● **THE REQUEST**: Skip the images and return the records below exactly.

[Data tied to figure images]
________________

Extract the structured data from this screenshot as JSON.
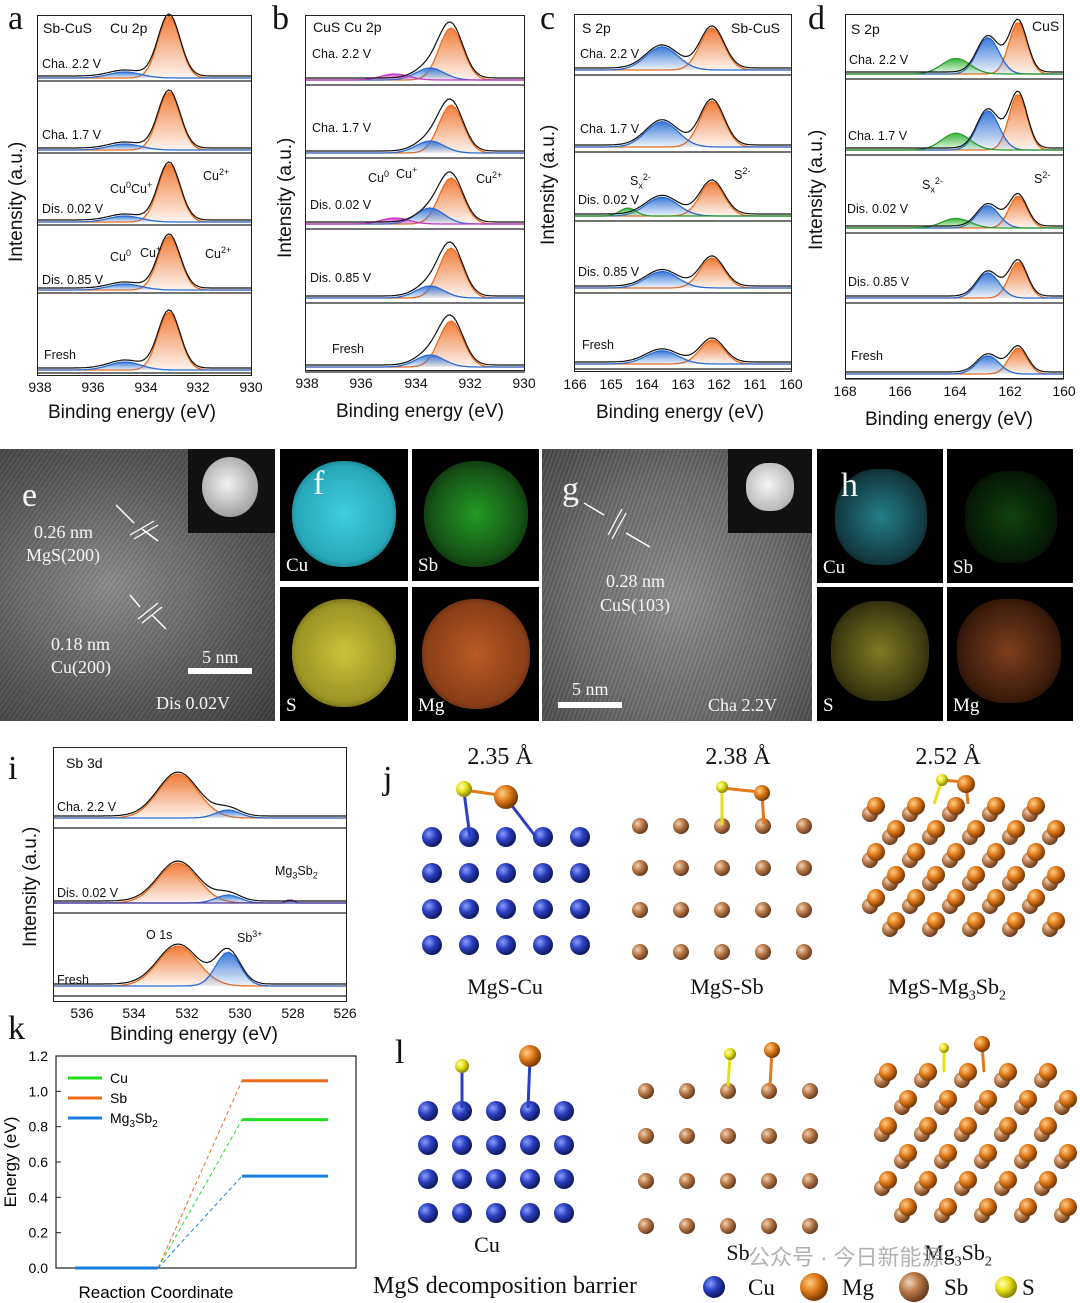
{
  "panels": {
    "a": {
      "letter": "a",
      "header_left": "Sb-CuS",
      "header_right": "Cu 2p",
      "traces": [
        "Cha. 2.2 V",
        "Cha. 1.7 V",
        "Dis. 0.02 V",
        "Dis. 0.85 V",
        "Fresh"
      ],
      "ylabel": "Intensity (a.u.)",
      "xlabel": "Binding energy (eV)",
      "ticks": [
        "938",
        "936",
        "934",
        "932",
        "930"
      ]
    },
    "b": {
      "letter": "b",
      "header": "CuS Cu 2p",
      "traces": [
        "Cha. 2.2 V",
        "Cha. 1.7 V",
        "Dis. 0.02 V",
        "Dis. 0.85 V",
        "Fresh"
      ],
      "ylabel": "Intensity (a.u.)",
      "xlabel": "Binding energy (eV)",
      "ticks": [
        "938",
        "936",
        "934",
        "932",
        "930"
      ]
    },
    "c": {
      "letter": "c",
      "header_left": "S 2p",
      "header_right": "Sb-CuS",
      "traces": [
        "Cha. 2.2 V",
        "Cha. 1.7 V",
        "Dis. 0.02 V",
        "Dis. 0.85 V",
        "Fresh"
      ],
      "ylabel": "Intensity (a.u.)",
      "xlabel": "Binding energy (eV)",
      "ticks": [
        "166",
        "165",
        "164",
        "163",
        "162",
        "161",
        "160"
      ]
    },
    "d": {
      "letter": "d",
      "header_left": "S 2p",
      "header_right": "CuS",
      "traces": [
        "Cha. 2.2 V",
        "Cha. 1.7 V",
        "Dis. 0.02 V",
        "Dis. 0.85 V",
        "Fresh"
      ],
      "ylabel": "Intensity (a.u.)",
      "xlabel": "Binding energy (eV)",
      "ticks": [
        "168",
        "166",
        "164",
        "162",
        "160"
      ]
    },
    "annotations": {
      "cu0": "Cu",
      "cu0_sup": "0",
      "cup": "Cu",
      "cup_sup": "+",
      "cu2": "Cu",
      "cu2_sup": "2+",
      "sx": "S",
      "sx_sub": "x",
      "sx_sup": "2-",
      "s2": "S",
      "s2_sup": "2-"
    },
    "e": {
      "letter": "e",
      "d1": "0.26 nm",
      "p1": "MgS(200)",
      "d2": "0.18 nm",
      "p2": "Cu(200)",
      "scale": "5 nm",
      "state": "Dis 0.02V"
    },
    "f": {
      "letter": "f",
      "maps": [
        "Cu",
        "Sb",
        "S",
        "Mg"
      ]
    },
    "g": {
      "letter": "g",
      "d1": "0.28 nm",
      "p1": "CuS(103)",
      "scale": "5 nm",
      "state": "Cha 2.2V"
    },
    "h": {
      "letter": "h",
      "maps": [
        "Cu",
        "Sb",
        "S",
        "Mg"
      ]
    },
    "i": {
      "letter": "i",
      "header": "Sb 3d",
      "traces": [
        "Cha. 2.2 V",
        "Dis. 0.02 V",
        "Fresh"
      ],
      "o1s": "O 1s",
      "sb3": "Sb",
      "sb3_sup": "3+",
      "mg3sb2": "Mg",
      "mg3sb2_sub1": "3",
      "mg3sb2_mid": "Sb",
      "mg3sb2_sub2": "2",
      "ylabel": "Intensity (a.u.)",
      "xlabel": "Binding energy (eV)",
      "ticks": [
        "536",
        "534",
        "532",
        "530",
        "528",
        "526"
      ]
    },
    "j": {
      "letter": "j",
      "structures": [
        {
          "dist": "2.35 Å",
          "name": "MgS-Cu"
        },
        {
          "dist": "2.38 Å",
          "name": "MgS-Sb"
        },
        {
          "dist": "2.52 Å",
          "name": "MgS-Mg",
          "sub1": "3",
          "mid": "Sb",
          "sub2": "2"
        }
      ]
    },
    "k": {
      "letter": "k"
    },
    "l": {
      "letter": "l",
      "names": [
        "Cu",
        "Sb",
        "Mg",
        "3",
        "Sb",
        "2"
      ],
      "caption": "MgS decomposition barrier",
      "legend": [
        "Cu",
        "Mg",
        "Sb",
        "S"
      ],
      "watermark": "公众号 · 今日新能源"
    }
  },
  "colors": {
    "cu": "#2b3fc0",
    "mg": "#e07a1a",
    "sb": "#b97a4a",
    "s": "#e6e01c",
    "orange_peak": "#f07d3a",
    "blue_peak": "#3a7ad8",
    "magenta": "#d23ad2",
    "green": "#38b838"
  },
  "chart_data": {
    "type": "line",
    "title": "",
    "xlabel": "Reaction Coordinate",
    "ylabel": "Energy (eV)",
    "ylim": [
      0.0,
      1.2
    ],
    "yticks": [
      "0.0",
      "0.2",
      "0.4",
      "0.6",
      "0.8",
      "1.0",
      "1.2"
    ],
    "series": [
      {
        "name": "Cu",
        "color": "#22dd22",
        "initial": 0.0,
        "barrier": 0.84
      },
      {
        "name": "Sb",
        "color": "#ee6a1a",
        "initial": 0.0,
        "barrier": 1.06
      },
      {
        "name": "Mg3Sb2",
        "label_main": "Mg",
        "label_sub1": "3",
        "label_mid": "Sb",
        "label_sub2": "2",
        "color": "#1a7de0",
        "initial": 0.0,
        "barrier": 0.52
      }
    ]
  }
}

________________

● **WORKED ANSWER**:
Extract the structured data from this screenshot as JSON.
{
  "panels": {
    "a": {
      "letter": "a",
      "header_left": "Sb-CuS",
      "header_right": "Cu 2p",
      "traces": [
        "Cha. 2.2 V",
        "Cha. 1.7 V",
        "Dis. 0.02 V",
        "Dis. 0.85 V",
        "Fresh"
      ],
      "ylabel": "Intensity (a.u.)",
      "xlabel": "Binding energy (eV)",
      "ticks": [
        "938",
        "936",
        "934",
        "932",
        "930"
      ]
    },
    "b": {
      "letter": "b",
      "header": "CuS Cu 2p",
      "traces": [
        "Cha. 2.2 V",
        "Cha. 1.7 V",
        "Dis. 0.02 V",
        "Dis. 0.85 V",
        "Fresh"
      ],
      "ylabel": "Intensity (a.u.)",
      "xlabel": "Binding energy (eV)",
      "ticks": [
        "938",
        "936",
        "934",
        "932",
        "930"
      ]
    },
    "c": {
      "letter": "c",
      "header_left": "S 2p",
      "header_right": "Sb-CuS",
      "traces": [
        "Cha. 2.2 V",
        "Cha. 1.7 V",
        "Dis. 0.02 V",
        "Dis. 0.85 V",
        "Fresh"
      ],
      "ylabel": "Intensity (a.u.)",
      "xlabel": "Binding energy (eV)",
      "ticks": [
        "166",
        "165",
        "164",
        "163",
        "162",
        "161",
        "160"
      ]
    },
    "d": {
      "letter": "d",
      "header_left": "S 2p",
      "header_right": "CuS",
      "traces": [
        "Cha. 2.2 V",
        "Cha. 1.7 V",
        "Dis. 0.02 V",
        "Dis. 0.85 V",
        "Fresh"
      ],
      "ylabel": "Intensity (a.u.)",
      "xlabel": "Binding energy (eV)",
      "ticks": [
        "168",
        "166",
        "164",
        "162",
        "160"
      ]
    },
    "annotations": {
      "cu0": "Cu",
      "cu0_sup": "0",
      "cup": "Cu",
      "cup_sup": "+",
      "cu2": "Cu",
      "cu2_sup": "2+",
      "sx": "S",
      "sx_sub": "x",
      "sx_sup": "2-",
      "s2": "S",
      "s2_sup": "2-"
    },
    "e": {
      "letter": "e",
      "d1": "0.26 nm",
      "p1": "MgS(200)",
      "d2": "0.18 nm",
      "p2": "Cu(200)",
      "scale": "5 nm",
      "state": "Dis 0.02V"
    },
    "f": {
      "letter": "f",
      "maps": [
        "Cu",
        "Sb",
        "S",
        "Mg"
      ]
    },
    "g": {
      "letter": "g",
      "d1": "0.28 nm",
      "p1": "CuS(103)",
      "scale": "5 nm",
      "state": "Cha 2.2V"
    },
    "h": {
      "letter": "h",
      "maps": [
        "Cu",
        "Sb",
        "S",
        "Mg"
      ]
    },
    "i": {
      "letter": "i",
      "header": "Sb 3d",
      "traces": [
        "Cha. 2.2 V",
        "Dis. 0.02 V",
        "Fresh"
      ],
      "o1s": "O 1s",
      "sb3": "Sb",
      "sb3_sup": "3+",
      "mg3sb2": "Mg",
      "mg3sb2_sub1": "3",
      "mg3sb2_mid": "Sb",
      "mg3sb2_sub2": "2",
      "ylabel": "Intensity (a.u.)",
      "xlabel": "Binding energy (eV)",
      "ticks": [
        "536",
        "534",
        "532",
        "530",
        "528",
        "526"
      ]
    },
    "j": {
      "letter": "j",
      "structures": [
        {
          "dist": "2.35 Å",
          "name": "MgS-Cu"
        },
        {
          "dist": "2.38 Å",
          "name": "MgS-Sb"
        },
        {
          "dist": "2.52 Å",
          "name": "MgS-Mg",
          "sub1": "3",
          "mid": "Sb",
          "sub2": "2"
        }
      ]
    },
    "k": {
      "letter": "k"
    },
    "l": {
      "letter": "l",
      "names": [
        "Cu",
        "Sb",
        "Mg",
        "3",
        "Sb",
        "2"
      ],
      "caption": "MgS decomposition barrier",
      "legend": [
        "Cu",
        "Mg",
        "Sb",
        "S"
      ],
      "watermark": "公众号 · 今日新能源"
    }
  },
  "colors": {
    "cu": "#2b3fc0",
    "mg": "#e07a1a",
    "sb": "#b97a4a",
    "s": "#e6e01c",
    "orange_peak": "#f07d3a",
    "blue_peak": "#3a7ad8",
    "magenta": "#d23ad2",
    "green": "#38b838"
  },
  "chart_data": {
    "type": "line",
    "title": "",
    "xlabel": "Reaction Coordinate",
    "ylabel": "Energy (eV)",
    "ylim": [
      0.0,
      1.2
    ],
    "yticks": [
      "0.0",
      "0.2",
      "0.4",
      "0.6",
      "0.8",
      "1.0",
      "1.2"
    ],
    "series": [
      {
        "name": "Cu",
        "color": "#22dd22",
        "initial": 0.0,
        "barrier": 0.84
      },
      {
        "name": "Sb",
        "color": "#ee6a1a",
        "initial": 0.0,
        "barrier": 1.06
      },
      {
        "name": "Mg3Sb2",
        "label_main": "Mg",
        "label_sub1": "3",
        "label_mid": "Sb",
        "label_sub2": "2",
        "color": "#1a7de0",
        "initial": 0.0,
        "barrier": 0.52
      }
    ]
  }
}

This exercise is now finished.